>> START Supplied material

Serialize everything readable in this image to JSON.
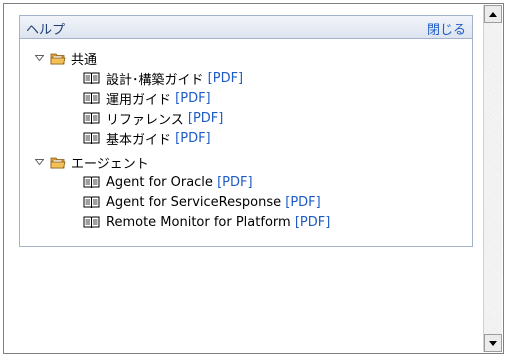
{
  "panel": {
    "title": "ヘルプ",
    "close_label": "閉じる"
  },
  "groups": [
    {
      "title": "共通",
      "items": [
        {
          "name": "設計･構築ガイド",
          "link": "[PDF]"
        },
        {
          "name": "運用ガイド",
          "link": "[PDF]"
        },
        {
          "name": "リファレンス",
          "link": "[PDF]"
        },
        {
          "name": "基本ガイド",
          "link": "[PDF]"
        }
      ]
    },
    {
      "title": "エージェント",
      "items": [
        {
          "name": "Agent for Oracle",
          "link": "[PDF]"
        },
        {
          "name": "Agent for ServiceResponse",
          "link": "[PDF]"
        },
        {
          "name": "Remote Monitor for Platform",
          "link": "[PDF]"
        }
      ]
    }
  ],
  "colors": {
    "link": "#1e5bc6",
    "panel_border": "#a3b3cc",
    "header_text": "#1f3e73"
  },
  "icons": {
    "group_toggle": "triangle-down-icon",
    "group_icon": "folder-icon",
    "item_icon": "book-icon",
    "scroll_up": "arrow-up-icon",
    "scroll_down": "arrow-down-icon"
  }
}
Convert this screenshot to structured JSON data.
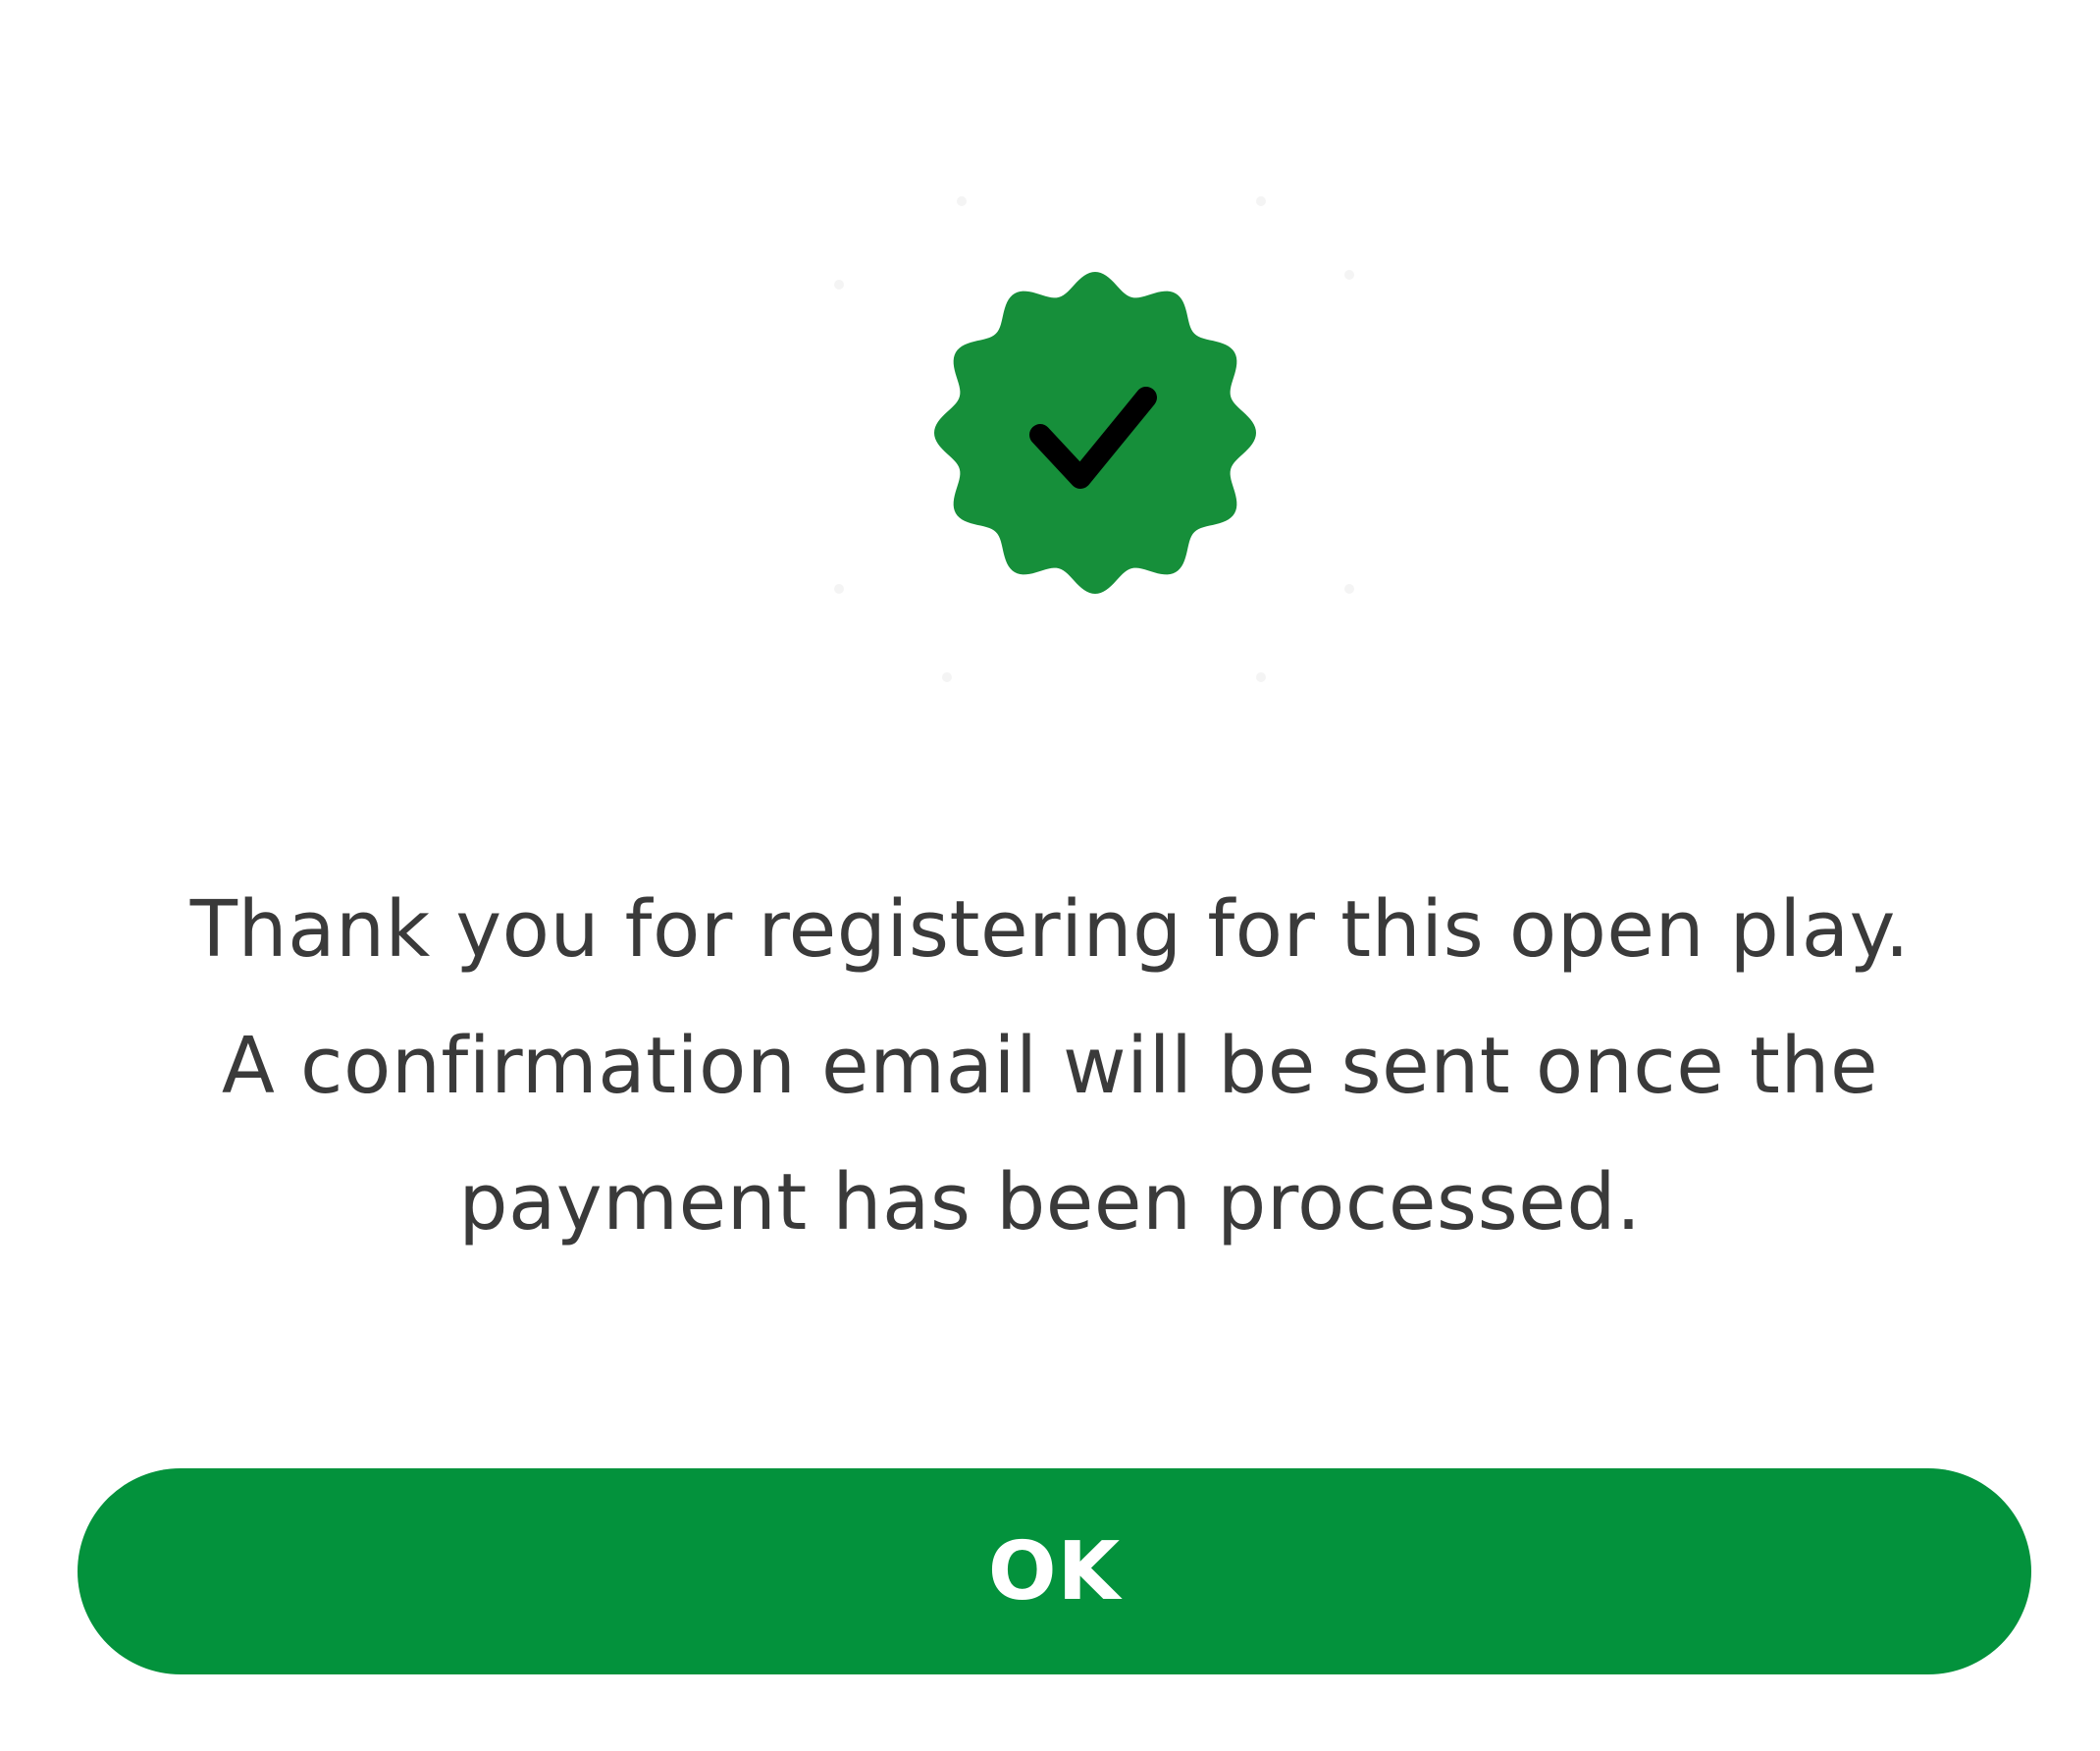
{
  "dialog": {
    "icon": "verified-check-badge-icon",
    "message_lines": [
      "Thank you for registering for this open play.",
      "A confirmation email will be sent once the",
      "payment has been processed."
    ],
    "ok_label": "OK"
  },
  "colors": {
    "badge": "#168f3a",
    "check": "#000000",
    "button": "#03923c",
    "button_text": "#ffffff",
    "text": "#3a3a3a",
    "background": "#ffffff"
  }
}
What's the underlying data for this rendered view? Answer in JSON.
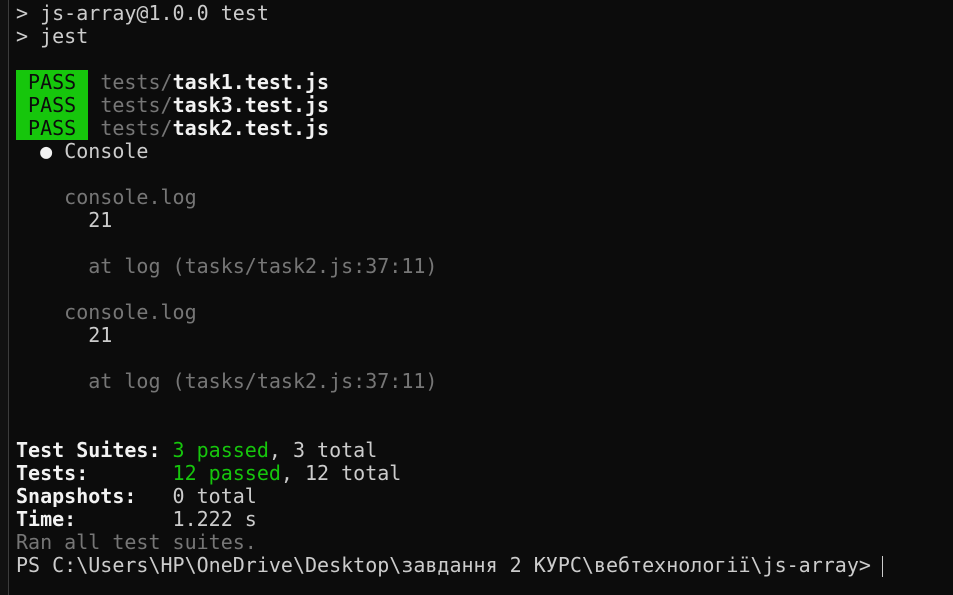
{
  "output": {
    "cmd1": "> js-array@1.0.0 test",
    "cmd2": "> jest",
    "results": [
      {
        "badge": "PASS",
        "dir": "tests/",
        "file": "task1.test.js"
      },
      {
        "badge": "PASS",
        "dir": "tests/",
        "file": "task3.test.js"
      },
      {
        "badge": "PASS",
        "dir": "tests/",
        "file": "task2.test.js"
      }
    ],
    "console_header": "Console",
    "logs": [
      {
        "label": "console.log",
        "value": "21",
        "at": "at log (tasks/task2.js:37:11)"
      },
      {
        "label": "console.log",
        "value": "21",
        "at": "at log (tasks/task2.js:37:11)"
      }
    ],
    "summary": {
      "suites_label": "Test Suites: ",
      "suites_passed": "3 passed",
      "suites_total": ", 3 total",
      "tests_label": "Tests:       ",
      "tests_passed": "12 passed",
      "tests_total": ", 12 total",
      "snapshots_label": "Snapshots:   ",
      "snapshots_value": "0 total",
      "time_label": "Time:        ",
      "time_value": "1.222 s",
      "ran": "Ran all test suites."
    },
    "prompt": "PS C:\\Users\\HP\\OneDrive\\Desktop\\завдання 2 КУРС\\вебтехнології\\js-array>"
  },
  "colors": {
    "background": "#0c0c0c",
    "green": "#16c60c",
    "dim": "#767676"
  }
}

>> END Supplied material

** Task prompt **
Extract the entries in full, exactly as they are, minus the pictures.

** Problem solution **
Serialize everything readable in this image to JSON.
{
  "panel": {
    "title": "ヘルプ",
    "close_label": "閉じる"
  },
  "groups": [
    {
      "title": "共通",
      "items": [
        {
          "name": "設計･構築ガイド",
          "link": "[PDF]"
        },
        {
          "name": "運用ガイド",
          "link": "[PDF]"
        },
        {
          "name": "リファレンス",
          "link": "[PDF]"
        },
        {
          "name": "基本ガイド",
          "link": "[PDF]"
        }
      ]
    },
    {
      "title": "エージェント",
      "items": [
        {
          "name": "Agent for Oracle",
          "link": "[PDF]"
        },
        {
          "name": "Agent for ServiceResponse",
          "link": "[PDF]"
        },
        {
          "name": "Remote Monitor for Platform",
          "link": "[PDF]"
        }
      ]
    }
  ],
  "colors": {
    "link": "#1e5bc6",
    "panel_border": "#a3b3cc",
    "header_text": "#1f3e73"
  },
  "icons": {
    "group_toggle": "triangle-down-icon",
    "group_icon": "folder-icon",
    "item_icon": "book-icon",
    "scroll_up": "arrow-up-icon",
    "scroll_down": "arrow-down-icon"
  }
}
Convert this screenshot to structured JSON data.
{
  "dialog": {
    "icon": "verified-check-badge-icon",
    "message_lines": [
      "Thank you for registering for this open play.",
      "A confirmation email will be sent once the",
      "payment has been processed."
    ],
    "ok_label": "OK"
  },
  "colors": {
    "badge": "#168f3a",
    "check": "#000000",
    "button": "#03923c",
    "button_text": "#ffffff",
    "text": "#3a3a3a",
    "background": "#ffffff"
  }
}
What's the underlying data for this rendered view? Answer in JSON.
{
  "output": {
    "cmd1": "> js-array@1.0.0 test",
    "cmd2": "> jest",
    "results": [
      {
        "badge": "PASS",
        "dir": "tests/",
        "file": "task1.test.js"
      },
      {
        "badge": "PASS",
        "dir": "tests/",
        "file": "task3.test.js"
      },
      {
        "badge": "PASS",
        "dir": "tests/",
        "file": "task2.test.js"
      }
    ],
    "console_header": "Console",
    "logs": [
      {
        "label": "console.log",
        "value": "21",
        "at": "at log (tasks/task2.js:37:11)"
      },
      {
        "label": "console.log",
        "value": "21",
        "at": "at log (tasks/task2.js:37:11)"
      }
    ],
    "summary": {
      "suites_label": "Test Suites: ",
      "suites_passed": "3 passed",
      "suites_total": ", 3 total",
      "tests_label": "Tests:       ",
      "tests_passed": "12 passed",
      "tests_total": ", 12 total",
      "snapshots_label": "Snapshots:   ",
      "snapshots_value": "0 total",
      "time_label": "Time:        ",
      "time_value": "1.222 s",
      "ran": "Ran all test suites."
    },
    "prompt": "PS C:\\Users\\HP\\OneDrive\\Desktop\\завдання 2 КУРС\\вебтехнології\\js-array>"
  },
  "colors": {
    "background": "#0c0c0c",
    "green": "#16c60c",
    "dim": "#767676"
  }
}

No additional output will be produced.